:: Extracted data
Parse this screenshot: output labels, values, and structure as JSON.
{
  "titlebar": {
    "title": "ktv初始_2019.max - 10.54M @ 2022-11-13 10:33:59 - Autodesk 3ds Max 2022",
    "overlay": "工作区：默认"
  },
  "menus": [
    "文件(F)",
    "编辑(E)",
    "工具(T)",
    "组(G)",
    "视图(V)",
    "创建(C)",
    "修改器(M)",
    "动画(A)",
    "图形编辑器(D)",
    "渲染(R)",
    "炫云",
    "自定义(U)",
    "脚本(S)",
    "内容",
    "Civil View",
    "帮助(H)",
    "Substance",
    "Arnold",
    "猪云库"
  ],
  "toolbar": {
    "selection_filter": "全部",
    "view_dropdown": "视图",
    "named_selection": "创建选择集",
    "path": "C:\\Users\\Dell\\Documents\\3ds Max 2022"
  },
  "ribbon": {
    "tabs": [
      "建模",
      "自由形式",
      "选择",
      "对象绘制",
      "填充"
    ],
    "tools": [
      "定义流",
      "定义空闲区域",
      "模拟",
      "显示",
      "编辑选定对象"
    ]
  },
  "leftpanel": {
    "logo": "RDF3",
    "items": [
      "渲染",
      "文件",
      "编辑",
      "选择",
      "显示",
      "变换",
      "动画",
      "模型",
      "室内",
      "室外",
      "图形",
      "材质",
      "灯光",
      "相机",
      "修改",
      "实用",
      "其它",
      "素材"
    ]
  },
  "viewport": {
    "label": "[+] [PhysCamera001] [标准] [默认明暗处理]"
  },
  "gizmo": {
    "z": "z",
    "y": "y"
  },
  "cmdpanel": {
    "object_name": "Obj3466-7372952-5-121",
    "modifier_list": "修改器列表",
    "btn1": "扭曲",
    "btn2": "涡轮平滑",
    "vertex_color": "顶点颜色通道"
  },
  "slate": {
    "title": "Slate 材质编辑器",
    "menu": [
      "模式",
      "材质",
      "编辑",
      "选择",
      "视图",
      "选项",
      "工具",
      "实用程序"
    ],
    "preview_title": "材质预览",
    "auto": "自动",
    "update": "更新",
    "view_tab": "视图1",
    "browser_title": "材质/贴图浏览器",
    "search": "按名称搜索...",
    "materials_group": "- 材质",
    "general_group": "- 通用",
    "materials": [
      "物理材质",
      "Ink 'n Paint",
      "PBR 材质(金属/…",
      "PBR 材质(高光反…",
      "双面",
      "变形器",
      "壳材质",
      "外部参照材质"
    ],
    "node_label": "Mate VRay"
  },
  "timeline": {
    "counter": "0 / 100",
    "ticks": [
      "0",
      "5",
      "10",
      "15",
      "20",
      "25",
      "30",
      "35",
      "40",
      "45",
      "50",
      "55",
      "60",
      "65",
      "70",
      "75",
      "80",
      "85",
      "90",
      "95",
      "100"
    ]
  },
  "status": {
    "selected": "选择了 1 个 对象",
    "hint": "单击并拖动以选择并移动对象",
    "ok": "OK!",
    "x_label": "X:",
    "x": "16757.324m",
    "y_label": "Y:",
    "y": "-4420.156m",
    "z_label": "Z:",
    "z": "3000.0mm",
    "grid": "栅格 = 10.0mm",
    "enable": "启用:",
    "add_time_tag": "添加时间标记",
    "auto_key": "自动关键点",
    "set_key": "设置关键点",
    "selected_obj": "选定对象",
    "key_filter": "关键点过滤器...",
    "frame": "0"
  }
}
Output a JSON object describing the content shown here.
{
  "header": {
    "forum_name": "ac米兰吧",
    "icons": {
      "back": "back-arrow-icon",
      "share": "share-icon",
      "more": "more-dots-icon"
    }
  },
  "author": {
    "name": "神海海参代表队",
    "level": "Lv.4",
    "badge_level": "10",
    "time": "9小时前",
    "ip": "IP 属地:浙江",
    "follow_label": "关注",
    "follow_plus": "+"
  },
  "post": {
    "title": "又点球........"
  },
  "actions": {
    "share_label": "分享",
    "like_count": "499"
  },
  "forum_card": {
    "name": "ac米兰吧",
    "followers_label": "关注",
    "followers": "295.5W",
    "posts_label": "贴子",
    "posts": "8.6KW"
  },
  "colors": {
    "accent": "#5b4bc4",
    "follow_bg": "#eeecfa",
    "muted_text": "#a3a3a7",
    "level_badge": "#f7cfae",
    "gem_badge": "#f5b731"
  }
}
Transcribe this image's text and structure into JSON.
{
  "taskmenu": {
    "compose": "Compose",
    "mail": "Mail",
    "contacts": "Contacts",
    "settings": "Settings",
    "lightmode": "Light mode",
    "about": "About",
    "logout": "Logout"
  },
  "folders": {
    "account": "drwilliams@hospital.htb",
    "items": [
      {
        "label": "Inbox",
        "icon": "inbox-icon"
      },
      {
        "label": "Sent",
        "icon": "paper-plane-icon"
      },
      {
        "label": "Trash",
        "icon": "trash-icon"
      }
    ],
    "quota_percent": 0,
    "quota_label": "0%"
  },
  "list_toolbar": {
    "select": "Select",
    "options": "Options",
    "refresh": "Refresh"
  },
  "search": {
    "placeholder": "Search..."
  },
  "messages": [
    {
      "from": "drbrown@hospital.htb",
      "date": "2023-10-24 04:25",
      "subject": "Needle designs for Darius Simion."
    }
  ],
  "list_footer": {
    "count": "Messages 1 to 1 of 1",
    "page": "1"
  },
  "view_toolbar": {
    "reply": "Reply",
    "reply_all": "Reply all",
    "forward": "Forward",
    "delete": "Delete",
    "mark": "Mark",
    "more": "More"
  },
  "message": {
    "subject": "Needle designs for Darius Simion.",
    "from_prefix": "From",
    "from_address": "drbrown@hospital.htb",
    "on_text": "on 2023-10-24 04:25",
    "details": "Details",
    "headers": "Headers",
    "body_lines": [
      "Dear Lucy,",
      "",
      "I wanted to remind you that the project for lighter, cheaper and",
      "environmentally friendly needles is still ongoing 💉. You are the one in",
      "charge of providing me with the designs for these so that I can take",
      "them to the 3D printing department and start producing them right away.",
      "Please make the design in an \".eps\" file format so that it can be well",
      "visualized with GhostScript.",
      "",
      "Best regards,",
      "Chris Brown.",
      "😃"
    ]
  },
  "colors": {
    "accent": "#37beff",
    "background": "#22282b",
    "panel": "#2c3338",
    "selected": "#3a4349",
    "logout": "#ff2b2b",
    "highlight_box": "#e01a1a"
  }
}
::::
# Problem to work on:
Give the count of lines in the records that contain "hospital", and no other text.

# Worked solution:
3